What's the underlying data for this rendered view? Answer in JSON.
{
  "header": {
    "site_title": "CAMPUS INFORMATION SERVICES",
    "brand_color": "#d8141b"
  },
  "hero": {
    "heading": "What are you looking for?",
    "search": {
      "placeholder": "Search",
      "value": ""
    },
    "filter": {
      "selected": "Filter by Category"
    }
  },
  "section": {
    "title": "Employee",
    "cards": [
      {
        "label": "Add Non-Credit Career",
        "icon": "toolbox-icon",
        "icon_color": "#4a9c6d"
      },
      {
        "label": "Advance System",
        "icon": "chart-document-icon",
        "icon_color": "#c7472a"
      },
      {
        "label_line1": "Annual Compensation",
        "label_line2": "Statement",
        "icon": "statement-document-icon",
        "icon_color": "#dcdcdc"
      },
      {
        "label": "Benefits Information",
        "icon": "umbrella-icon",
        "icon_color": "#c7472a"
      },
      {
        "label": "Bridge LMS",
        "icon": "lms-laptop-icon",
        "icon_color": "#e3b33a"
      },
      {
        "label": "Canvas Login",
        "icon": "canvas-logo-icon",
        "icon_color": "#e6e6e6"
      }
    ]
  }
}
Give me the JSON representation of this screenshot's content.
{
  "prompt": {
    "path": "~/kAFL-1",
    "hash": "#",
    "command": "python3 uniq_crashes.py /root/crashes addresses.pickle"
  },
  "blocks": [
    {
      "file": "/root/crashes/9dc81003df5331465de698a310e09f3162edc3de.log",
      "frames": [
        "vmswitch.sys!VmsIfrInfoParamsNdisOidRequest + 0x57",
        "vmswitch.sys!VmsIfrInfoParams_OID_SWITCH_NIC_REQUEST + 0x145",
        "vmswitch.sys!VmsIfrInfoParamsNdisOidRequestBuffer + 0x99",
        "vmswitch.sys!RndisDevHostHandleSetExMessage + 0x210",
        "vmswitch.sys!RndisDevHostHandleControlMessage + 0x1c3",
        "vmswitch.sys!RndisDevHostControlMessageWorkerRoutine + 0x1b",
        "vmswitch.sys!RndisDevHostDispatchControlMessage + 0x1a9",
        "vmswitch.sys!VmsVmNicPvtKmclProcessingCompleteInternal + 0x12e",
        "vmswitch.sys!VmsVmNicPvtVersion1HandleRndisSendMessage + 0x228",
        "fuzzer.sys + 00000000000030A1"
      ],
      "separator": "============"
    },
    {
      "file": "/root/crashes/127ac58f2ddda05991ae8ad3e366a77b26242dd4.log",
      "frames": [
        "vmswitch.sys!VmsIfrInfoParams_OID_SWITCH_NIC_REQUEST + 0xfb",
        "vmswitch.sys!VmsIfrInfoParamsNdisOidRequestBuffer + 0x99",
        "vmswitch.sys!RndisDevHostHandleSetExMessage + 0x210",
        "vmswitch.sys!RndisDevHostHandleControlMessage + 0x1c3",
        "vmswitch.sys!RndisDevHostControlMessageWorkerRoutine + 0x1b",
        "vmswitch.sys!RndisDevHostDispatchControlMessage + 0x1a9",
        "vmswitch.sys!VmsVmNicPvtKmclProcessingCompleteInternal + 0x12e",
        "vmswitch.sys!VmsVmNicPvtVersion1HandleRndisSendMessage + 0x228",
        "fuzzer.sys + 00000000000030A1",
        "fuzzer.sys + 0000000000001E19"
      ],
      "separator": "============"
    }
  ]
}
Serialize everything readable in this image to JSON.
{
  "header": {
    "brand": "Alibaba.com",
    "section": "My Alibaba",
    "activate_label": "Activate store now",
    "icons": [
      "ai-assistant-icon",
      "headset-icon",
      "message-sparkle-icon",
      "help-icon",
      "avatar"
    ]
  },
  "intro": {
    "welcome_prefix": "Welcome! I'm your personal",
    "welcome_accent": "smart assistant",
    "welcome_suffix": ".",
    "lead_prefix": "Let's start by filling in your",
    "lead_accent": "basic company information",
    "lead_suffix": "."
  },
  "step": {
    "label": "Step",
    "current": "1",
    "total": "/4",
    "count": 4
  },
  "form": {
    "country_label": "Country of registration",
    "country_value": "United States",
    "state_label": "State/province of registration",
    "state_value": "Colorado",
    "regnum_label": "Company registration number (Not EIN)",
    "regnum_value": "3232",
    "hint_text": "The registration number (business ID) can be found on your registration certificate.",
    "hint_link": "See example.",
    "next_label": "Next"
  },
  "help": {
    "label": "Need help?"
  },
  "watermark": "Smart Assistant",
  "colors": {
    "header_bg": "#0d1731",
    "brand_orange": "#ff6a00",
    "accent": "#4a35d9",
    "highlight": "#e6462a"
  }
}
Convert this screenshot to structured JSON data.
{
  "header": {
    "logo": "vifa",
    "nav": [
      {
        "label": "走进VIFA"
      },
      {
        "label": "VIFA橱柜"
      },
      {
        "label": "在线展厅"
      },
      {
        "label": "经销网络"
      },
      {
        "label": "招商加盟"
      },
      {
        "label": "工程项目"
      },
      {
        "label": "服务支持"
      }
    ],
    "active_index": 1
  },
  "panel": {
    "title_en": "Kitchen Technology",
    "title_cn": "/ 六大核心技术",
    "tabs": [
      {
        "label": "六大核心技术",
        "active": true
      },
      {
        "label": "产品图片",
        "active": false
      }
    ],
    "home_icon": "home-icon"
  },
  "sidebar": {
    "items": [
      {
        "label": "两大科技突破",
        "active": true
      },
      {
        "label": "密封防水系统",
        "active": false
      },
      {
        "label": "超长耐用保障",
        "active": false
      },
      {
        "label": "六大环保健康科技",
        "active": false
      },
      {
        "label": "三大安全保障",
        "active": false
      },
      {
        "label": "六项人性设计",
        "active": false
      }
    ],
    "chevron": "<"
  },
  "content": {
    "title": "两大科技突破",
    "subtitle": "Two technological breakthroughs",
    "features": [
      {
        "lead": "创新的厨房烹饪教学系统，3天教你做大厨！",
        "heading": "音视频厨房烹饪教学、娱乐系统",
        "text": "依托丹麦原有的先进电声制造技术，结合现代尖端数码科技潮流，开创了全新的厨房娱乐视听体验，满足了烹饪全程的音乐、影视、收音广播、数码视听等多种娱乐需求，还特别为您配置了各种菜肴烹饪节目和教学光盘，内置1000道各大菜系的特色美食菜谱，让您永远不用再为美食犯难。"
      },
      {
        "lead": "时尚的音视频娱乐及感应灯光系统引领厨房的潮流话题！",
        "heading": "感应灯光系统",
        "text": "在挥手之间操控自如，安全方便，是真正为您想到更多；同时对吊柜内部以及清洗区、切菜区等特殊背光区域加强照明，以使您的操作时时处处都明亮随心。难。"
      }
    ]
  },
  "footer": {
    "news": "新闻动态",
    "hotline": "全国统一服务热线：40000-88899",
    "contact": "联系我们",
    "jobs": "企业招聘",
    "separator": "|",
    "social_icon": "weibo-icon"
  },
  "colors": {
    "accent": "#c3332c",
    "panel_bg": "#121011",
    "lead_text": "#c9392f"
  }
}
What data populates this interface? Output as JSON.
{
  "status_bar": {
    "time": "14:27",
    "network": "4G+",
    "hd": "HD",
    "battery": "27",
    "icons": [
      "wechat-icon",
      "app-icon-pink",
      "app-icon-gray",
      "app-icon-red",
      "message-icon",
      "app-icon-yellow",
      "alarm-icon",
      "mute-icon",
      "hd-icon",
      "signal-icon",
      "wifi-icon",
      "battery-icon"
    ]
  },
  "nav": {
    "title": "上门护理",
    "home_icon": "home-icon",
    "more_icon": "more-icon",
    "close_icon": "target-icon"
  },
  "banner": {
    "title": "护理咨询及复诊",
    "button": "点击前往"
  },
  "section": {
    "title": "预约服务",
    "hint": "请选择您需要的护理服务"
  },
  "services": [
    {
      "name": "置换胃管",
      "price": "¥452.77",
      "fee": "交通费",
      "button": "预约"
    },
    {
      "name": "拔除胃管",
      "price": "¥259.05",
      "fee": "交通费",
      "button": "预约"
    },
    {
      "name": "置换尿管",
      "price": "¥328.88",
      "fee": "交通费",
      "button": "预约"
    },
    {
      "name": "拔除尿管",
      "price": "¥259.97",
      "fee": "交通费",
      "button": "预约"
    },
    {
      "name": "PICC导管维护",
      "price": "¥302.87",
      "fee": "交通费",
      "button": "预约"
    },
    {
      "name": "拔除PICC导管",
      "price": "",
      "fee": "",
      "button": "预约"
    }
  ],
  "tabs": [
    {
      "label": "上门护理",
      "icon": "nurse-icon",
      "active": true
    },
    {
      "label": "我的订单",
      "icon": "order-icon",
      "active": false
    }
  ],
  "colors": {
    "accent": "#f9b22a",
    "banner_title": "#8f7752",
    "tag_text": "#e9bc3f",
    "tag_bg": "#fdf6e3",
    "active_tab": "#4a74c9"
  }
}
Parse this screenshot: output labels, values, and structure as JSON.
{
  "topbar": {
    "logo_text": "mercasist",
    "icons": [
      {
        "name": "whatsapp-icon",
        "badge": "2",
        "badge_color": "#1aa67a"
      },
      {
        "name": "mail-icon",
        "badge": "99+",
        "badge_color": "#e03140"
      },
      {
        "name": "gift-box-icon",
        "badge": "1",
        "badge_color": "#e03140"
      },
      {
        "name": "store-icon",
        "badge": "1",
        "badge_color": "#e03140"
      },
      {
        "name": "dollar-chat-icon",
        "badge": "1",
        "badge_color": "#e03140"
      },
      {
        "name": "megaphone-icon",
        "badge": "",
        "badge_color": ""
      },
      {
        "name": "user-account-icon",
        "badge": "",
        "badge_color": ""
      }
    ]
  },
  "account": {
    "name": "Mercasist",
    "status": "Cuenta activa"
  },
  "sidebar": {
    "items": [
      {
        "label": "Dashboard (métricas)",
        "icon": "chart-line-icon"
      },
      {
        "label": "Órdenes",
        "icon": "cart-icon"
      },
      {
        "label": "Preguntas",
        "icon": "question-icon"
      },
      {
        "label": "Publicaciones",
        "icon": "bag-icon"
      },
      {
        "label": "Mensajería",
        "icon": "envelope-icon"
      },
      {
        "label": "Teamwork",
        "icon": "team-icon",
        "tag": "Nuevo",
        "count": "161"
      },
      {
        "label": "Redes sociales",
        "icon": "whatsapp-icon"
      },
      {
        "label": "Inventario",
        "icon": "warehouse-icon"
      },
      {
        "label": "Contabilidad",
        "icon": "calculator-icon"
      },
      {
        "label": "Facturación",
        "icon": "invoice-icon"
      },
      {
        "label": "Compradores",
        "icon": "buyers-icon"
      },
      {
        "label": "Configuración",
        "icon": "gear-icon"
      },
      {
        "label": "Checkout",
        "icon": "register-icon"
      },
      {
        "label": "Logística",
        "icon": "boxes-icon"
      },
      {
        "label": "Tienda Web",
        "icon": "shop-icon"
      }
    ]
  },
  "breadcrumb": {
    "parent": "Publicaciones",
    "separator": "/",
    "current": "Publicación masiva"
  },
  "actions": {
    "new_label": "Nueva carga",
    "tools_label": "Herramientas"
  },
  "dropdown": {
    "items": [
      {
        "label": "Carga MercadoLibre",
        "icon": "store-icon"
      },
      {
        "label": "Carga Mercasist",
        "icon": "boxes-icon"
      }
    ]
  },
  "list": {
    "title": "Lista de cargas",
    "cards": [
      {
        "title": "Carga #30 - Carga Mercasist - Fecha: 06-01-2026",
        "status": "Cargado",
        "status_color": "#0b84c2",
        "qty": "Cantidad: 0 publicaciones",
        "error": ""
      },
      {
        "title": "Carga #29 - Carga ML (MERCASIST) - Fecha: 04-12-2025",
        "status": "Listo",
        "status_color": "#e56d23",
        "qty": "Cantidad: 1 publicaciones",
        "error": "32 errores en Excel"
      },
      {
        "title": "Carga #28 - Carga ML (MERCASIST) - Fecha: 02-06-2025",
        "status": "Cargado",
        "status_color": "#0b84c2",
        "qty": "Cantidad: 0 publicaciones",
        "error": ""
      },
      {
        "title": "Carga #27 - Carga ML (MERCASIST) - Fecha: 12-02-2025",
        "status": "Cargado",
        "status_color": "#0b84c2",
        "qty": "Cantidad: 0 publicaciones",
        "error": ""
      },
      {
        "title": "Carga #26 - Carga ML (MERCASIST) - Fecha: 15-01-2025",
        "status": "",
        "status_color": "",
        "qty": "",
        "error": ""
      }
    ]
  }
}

· · · · · · ·

> **Exercise directions**
Say how many lines contain "Alibaba", and give nothing but that number.

> **Output of the exercise**
2